● **REQUEST**: Find the string "this" in the records. Copy every line it appears in.

(Items from a data source)

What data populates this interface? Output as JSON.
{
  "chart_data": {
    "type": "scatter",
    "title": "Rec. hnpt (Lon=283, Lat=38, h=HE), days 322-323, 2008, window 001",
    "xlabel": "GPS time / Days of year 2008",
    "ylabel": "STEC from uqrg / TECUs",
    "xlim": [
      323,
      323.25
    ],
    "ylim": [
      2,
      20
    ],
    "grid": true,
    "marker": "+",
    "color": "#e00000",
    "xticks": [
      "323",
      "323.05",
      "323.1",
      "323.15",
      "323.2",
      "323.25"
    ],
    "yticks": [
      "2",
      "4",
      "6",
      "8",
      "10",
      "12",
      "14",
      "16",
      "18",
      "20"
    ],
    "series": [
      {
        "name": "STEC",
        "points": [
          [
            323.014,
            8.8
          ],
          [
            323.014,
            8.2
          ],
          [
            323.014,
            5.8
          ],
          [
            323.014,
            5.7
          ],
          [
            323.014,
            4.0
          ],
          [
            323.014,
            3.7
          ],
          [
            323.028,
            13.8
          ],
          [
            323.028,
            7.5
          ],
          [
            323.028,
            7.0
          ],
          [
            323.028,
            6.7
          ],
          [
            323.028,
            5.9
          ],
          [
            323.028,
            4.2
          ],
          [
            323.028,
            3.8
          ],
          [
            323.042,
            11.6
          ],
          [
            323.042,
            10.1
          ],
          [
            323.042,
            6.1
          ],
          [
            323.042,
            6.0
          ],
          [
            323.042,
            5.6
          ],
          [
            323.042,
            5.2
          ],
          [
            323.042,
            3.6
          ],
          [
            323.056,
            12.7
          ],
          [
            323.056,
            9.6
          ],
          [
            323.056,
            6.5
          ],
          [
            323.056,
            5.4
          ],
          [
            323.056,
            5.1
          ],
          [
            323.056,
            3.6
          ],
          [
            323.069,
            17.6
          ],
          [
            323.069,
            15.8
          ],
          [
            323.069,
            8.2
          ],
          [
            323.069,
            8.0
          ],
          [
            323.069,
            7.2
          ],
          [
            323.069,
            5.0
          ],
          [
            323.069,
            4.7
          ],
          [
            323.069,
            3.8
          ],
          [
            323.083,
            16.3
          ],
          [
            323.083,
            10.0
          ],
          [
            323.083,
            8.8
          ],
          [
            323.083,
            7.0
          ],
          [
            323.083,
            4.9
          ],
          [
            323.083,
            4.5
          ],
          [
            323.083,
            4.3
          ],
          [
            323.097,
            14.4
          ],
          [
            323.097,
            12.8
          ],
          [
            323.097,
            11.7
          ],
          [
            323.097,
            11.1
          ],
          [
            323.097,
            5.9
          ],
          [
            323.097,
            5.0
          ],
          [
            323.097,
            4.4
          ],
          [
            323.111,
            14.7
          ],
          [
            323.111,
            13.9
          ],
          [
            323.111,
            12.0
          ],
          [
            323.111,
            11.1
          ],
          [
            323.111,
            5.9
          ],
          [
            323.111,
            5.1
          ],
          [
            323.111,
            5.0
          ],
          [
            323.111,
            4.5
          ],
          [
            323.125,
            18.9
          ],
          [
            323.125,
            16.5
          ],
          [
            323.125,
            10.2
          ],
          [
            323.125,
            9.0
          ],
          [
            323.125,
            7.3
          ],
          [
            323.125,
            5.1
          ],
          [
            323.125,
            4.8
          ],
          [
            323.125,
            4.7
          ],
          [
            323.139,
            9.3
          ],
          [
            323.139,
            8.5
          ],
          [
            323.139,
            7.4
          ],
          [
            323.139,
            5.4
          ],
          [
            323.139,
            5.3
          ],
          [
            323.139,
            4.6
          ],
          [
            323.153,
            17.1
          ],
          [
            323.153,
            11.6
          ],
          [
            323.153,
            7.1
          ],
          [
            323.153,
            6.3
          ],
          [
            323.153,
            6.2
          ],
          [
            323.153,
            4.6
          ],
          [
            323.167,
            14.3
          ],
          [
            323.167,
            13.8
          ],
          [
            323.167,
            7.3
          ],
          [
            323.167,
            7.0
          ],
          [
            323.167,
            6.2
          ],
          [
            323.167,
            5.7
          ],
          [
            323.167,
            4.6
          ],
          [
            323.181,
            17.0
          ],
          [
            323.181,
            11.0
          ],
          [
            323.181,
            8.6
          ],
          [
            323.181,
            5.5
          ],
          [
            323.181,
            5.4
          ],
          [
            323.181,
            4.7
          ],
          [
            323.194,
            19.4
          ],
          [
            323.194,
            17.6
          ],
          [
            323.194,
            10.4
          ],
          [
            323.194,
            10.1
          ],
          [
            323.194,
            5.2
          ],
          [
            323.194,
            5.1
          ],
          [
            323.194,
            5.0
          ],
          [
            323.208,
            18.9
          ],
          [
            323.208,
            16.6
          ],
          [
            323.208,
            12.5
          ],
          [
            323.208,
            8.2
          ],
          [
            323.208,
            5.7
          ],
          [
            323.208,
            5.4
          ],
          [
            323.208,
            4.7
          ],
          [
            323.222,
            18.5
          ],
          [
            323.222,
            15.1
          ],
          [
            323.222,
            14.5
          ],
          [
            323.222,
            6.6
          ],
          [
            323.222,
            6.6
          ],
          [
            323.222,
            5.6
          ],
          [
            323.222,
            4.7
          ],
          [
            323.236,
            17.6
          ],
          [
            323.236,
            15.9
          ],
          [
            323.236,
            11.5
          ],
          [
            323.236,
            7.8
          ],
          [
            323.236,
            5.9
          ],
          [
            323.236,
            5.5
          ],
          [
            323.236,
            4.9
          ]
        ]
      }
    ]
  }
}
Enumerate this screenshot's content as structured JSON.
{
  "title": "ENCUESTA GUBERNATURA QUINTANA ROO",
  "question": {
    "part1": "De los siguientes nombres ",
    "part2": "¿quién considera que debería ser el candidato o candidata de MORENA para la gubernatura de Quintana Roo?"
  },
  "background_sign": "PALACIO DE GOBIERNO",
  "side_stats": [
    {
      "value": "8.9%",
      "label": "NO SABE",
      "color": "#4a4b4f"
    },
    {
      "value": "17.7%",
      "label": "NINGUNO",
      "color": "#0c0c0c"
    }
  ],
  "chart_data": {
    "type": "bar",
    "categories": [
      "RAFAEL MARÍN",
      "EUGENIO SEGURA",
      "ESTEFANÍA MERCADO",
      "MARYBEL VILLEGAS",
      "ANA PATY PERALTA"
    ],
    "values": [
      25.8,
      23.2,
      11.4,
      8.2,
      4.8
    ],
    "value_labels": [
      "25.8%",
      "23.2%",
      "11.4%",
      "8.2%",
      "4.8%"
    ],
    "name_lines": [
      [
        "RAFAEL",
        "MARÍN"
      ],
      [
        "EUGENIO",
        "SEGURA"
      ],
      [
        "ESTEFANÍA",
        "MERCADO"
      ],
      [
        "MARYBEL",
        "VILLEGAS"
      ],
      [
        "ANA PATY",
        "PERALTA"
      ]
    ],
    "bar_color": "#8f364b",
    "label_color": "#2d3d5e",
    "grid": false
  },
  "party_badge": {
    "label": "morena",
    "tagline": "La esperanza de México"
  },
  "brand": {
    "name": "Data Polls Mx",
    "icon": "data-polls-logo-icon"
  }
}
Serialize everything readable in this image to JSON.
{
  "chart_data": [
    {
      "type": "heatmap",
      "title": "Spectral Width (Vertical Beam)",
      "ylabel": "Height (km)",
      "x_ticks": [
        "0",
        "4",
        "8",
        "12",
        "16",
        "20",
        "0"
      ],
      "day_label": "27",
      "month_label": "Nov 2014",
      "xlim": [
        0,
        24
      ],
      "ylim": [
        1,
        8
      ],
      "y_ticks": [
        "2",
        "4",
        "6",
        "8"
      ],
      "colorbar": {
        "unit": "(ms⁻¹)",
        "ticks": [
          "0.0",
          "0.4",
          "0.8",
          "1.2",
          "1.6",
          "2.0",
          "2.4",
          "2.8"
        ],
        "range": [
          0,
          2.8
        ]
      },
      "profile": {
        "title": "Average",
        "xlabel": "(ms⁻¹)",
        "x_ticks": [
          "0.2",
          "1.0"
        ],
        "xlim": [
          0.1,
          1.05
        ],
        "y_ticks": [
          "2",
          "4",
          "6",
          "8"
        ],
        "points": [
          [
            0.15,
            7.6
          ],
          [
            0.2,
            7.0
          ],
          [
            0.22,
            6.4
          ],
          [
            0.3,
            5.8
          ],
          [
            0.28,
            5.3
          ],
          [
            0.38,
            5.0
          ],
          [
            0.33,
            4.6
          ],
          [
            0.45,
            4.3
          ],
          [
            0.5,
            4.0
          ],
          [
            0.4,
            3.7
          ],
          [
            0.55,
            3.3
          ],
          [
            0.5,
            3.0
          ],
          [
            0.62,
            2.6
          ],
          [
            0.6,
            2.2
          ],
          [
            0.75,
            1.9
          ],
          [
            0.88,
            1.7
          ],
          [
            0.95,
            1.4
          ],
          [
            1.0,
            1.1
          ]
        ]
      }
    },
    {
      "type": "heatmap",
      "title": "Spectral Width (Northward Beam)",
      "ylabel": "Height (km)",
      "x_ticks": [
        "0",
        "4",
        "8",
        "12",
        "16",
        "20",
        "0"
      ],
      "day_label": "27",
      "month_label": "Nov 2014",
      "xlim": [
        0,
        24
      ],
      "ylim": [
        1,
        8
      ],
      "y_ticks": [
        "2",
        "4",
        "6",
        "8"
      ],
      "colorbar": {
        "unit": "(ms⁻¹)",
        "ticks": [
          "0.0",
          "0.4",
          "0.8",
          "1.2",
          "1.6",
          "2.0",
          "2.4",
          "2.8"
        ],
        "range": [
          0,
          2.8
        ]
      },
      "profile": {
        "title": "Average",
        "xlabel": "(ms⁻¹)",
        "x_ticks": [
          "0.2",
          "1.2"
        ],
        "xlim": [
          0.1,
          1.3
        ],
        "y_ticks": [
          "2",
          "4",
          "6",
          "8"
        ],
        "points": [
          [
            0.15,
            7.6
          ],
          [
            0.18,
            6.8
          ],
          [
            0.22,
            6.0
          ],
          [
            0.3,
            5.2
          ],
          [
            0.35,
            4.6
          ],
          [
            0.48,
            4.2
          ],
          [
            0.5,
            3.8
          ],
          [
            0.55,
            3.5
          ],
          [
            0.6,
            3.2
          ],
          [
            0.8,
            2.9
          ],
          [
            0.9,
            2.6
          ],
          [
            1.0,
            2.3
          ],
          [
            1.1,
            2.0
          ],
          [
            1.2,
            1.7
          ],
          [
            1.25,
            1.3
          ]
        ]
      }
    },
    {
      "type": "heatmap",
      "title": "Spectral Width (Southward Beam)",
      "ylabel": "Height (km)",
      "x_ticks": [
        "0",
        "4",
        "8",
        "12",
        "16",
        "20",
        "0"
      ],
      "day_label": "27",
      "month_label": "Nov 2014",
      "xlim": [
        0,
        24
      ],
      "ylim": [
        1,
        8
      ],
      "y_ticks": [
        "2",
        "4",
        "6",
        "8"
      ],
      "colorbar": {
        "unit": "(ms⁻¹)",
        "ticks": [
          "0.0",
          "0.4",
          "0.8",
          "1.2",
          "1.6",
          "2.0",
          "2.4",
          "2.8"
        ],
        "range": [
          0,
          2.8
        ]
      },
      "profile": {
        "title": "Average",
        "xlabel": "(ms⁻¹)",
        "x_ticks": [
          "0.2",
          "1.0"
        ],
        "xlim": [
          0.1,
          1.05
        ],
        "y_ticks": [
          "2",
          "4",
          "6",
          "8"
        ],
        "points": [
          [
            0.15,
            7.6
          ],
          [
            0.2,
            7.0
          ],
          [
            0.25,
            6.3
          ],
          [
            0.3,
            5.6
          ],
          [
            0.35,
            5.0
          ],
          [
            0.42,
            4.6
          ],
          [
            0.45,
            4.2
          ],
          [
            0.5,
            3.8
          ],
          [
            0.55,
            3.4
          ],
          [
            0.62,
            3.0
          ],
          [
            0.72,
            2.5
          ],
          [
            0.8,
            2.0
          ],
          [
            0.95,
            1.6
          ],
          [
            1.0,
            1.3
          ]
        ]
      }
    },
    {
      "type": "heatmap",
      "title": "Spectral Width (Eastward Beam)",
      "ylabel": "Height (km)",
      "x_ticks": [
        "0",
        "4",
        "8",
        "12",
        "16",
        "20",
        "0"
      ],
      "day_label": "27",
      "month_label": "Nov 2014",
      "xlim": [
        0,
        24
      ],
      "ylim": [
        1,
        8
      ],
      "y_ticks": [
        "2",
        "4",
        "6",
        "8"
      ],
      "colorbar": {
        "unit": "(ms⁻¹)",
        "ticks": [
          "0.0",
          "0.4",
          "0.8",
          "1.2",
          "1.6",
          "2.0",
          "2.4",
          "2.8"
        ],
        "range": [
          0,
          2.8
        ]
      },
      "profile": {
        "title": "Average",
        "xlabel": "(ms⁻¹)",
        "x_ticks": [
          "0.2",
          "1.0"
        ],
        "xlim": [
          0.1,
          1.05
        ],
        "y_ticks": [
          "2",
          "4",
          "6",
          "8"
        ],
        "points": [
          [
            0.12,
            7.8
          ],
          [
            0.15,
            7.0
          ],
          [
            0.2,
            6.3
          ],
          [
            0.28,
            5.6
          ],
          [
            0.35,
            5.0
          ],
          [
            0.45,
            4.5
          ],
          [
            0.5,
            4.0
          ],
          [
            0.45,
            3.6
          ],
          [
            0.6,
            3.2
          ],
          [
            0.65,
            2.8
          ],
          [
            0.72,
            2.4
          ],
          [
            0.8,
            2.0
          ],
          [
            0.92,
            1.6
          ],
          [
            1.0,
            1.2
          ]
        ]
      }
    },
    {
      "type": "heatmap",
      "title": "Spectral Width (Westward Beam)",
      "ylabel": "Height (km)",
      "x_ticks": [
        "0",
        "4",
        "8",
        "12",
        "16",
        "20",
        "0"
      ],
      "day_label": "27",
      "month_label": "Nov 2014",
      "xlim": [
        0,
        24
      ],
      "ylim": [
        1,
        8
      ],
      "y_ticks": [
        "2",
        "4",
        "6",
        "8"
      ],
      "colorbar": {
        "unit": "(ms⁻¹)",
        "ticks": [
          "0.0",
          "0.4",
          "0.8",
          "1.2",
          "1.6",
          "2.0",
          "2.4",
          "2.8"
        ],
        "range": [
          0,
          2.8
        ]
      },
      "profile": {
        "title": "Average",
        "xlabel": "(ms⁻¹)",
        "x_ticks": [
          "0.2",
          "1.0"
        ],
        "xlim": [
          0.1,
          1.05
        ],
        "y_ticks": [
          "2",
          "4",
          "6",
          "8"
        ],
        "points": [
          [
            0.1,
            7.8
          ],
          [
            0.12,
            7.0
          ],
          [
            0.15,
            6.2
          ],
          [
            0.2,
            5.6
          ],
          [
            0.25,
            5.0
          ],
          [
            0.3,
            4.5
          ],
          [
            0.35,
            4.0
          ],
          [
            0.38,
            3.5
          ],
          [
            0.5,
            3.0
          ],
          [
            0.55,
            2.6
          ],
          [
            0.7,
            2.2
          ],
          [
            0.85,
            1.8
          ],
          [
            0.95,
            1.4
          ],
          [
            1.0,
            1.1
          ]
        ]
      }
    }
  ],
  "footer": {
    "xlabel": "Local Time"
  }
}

● **ANSWER TO THE EXERCISE**:
What data populates this interface? Output as JSON.
Enumerate this screenshot's content as structured JSON.
Serialize everything readable in this image to JSON.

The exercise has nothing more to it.